* [Your instructions] Review the listing and copy each line that holds the word "prefix".

* [Data entries]
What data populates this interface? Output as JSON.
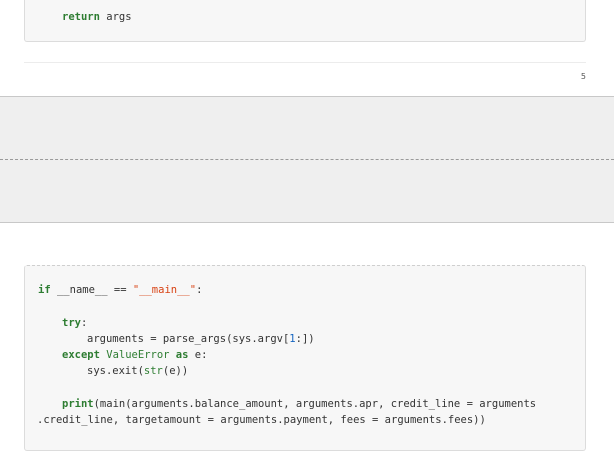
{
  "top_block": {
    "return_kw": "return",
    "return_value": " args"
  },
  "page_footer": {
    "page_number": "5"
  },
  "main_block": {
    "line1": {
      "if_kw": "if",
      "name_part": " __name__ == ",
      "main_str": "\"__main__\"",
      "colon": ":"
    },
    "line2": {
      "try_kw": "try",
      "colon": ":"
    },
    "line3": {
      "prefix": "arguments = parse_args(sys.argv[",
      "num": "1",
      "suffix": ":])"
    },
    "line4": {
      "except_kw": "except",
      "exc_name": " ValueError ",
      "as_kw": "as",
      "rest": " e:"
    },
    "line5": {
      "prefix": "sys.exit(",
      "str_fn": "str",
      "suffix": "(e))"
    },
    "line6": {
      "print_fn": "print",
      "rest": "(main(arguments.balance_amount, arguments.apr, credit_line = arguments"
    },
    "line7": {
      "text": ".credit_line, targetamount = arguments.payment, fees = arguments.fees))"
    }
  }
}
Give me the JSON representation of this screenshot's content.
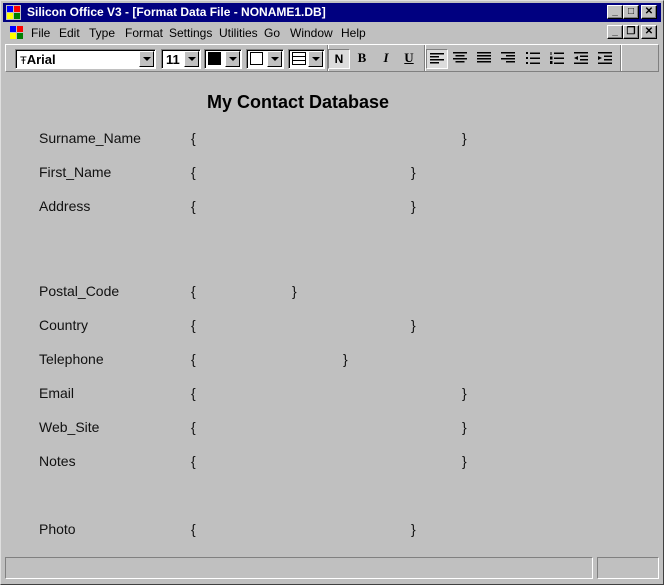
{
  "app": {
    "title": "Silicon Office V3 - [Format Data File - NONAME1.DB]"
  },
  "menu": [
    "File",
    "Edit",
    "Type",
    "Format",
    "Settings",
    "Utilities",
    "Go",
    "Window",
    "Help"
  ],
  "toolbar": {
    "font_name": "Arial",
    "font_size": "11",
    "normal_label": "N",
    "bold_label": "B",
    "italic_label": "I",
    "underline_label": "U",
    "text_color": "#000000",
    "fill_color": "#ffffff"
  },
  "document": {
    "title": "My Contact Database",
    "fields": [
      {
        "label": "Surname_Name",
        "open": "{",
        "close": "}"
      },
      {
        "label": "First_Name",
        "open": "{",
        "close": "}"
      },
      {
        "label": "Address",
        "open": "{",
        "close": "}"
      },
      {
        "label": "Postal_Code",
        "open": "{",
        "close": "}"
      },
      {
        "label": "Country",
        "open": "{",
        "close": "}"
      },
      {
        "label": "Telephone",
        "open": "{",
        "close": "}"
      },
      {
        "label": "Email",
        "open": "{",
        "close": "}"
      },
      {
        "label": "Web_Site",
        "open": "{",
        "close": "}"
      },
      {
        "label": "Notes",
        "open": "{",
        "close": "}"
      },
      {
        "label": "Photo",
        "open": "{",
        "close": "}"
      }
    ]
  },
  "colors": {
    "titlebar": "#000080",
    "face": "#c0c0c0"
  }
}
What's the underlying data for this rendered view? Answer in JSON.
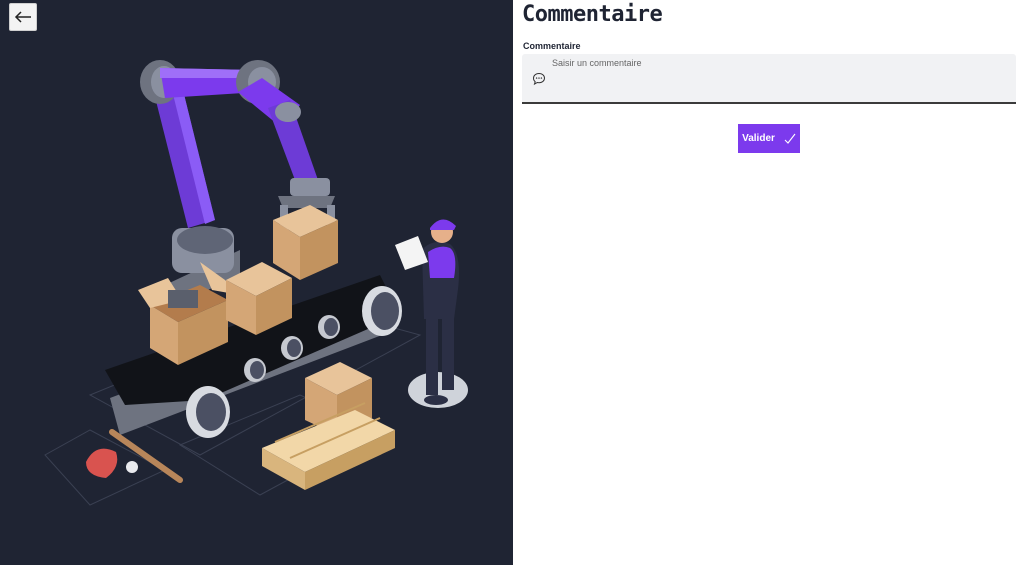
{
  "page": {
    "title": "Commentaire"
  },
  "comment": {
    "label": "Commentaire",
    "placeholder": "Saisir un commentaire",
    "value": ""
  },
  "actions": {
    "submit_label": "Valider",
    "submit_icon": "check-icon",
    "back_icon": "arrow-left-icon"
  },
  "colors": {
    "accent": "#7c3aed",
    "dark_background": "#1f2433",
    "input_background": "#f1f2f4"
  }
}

* [Result for this exercise]
      "prefix": "arguments = parse_args(sys.argv[",
      "prefix": "sys.exit(",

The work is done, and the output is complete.